Look below and pull out each line with the word "start".
* begin Records for the task *
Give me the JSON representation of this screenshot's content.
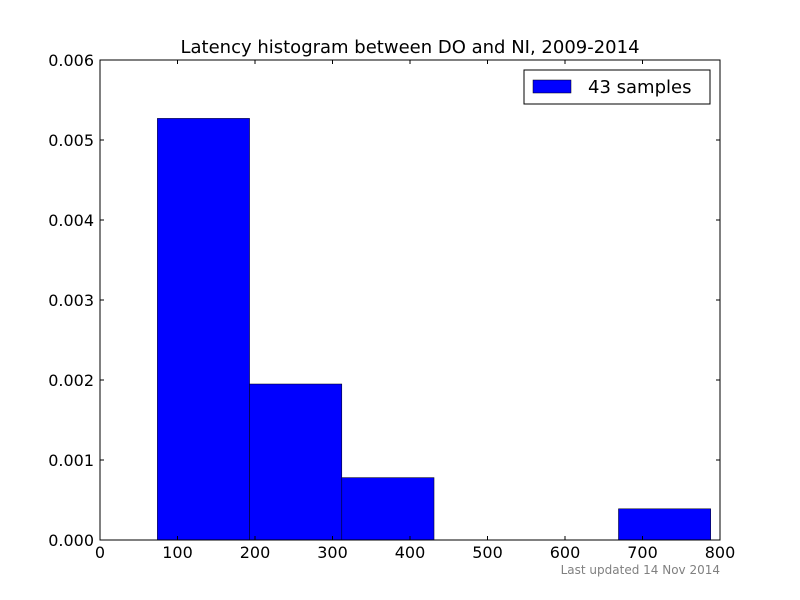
{
  "chart_data": {
    "type": "bar",
    "title": "Latency histogram between DO and NI, 2009-2014",
    "xlabel": "",
    "ylabel": "",
    "xlim": [
      0,
      800
    ],
    "ylim": [
      0,
      0.006
    ],
    "x_ticks": [
      0,
      100,
      200,
      300,
      400,
      500,
      600,
      700,
      800
    ],
    "x_tick_labels": [
      "0",
      "100",
      "200",
      "300",
      "400",
      "500",
      "600",
      "700",
      "800"
    ],
    "y_ticks": [
      0,
      0.001,
      0.002,
      0.003,
      0.004,
      0.005,
      0.006
    ],
    "y_tick_labels": [
      "0.000",
      "0.001",
      "0.002",
      "0.003",
      "0.004",
      "0.005",
      "0.006"
    ],
    "bins": [
      {
        "start": 74,
        "end": 193,
        "value": 0.00527
      },
      {
        "start": 193,
        "end": 312,
        "value": 0.00195
      },
      {
        "start": 312,
        "end": 431,
        "value": 0.00078
      },
      {
        "start": 431,
        "end": 550,
        "value": 0
      },
      {
        "start": 550,
        "end": 669,
        "value": 0
      },
      {
        "start": 669,
        "end": 788,
        "value": 0.00039
      }
    ],
    "series": [
      {
        "name": "43 samples",
        "color": "#0000ff"
      }
    ],
    "legend_position": "top-right",
    "grid": false
  },
  "footnote": "Last updated 14 Nov 2014"
}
* end Records for the task *
Solution to this task >>
        "start": 74,
        "start": 193,
        "start": 312,
        "start": 431,
        "start": 550,
        "start": 669,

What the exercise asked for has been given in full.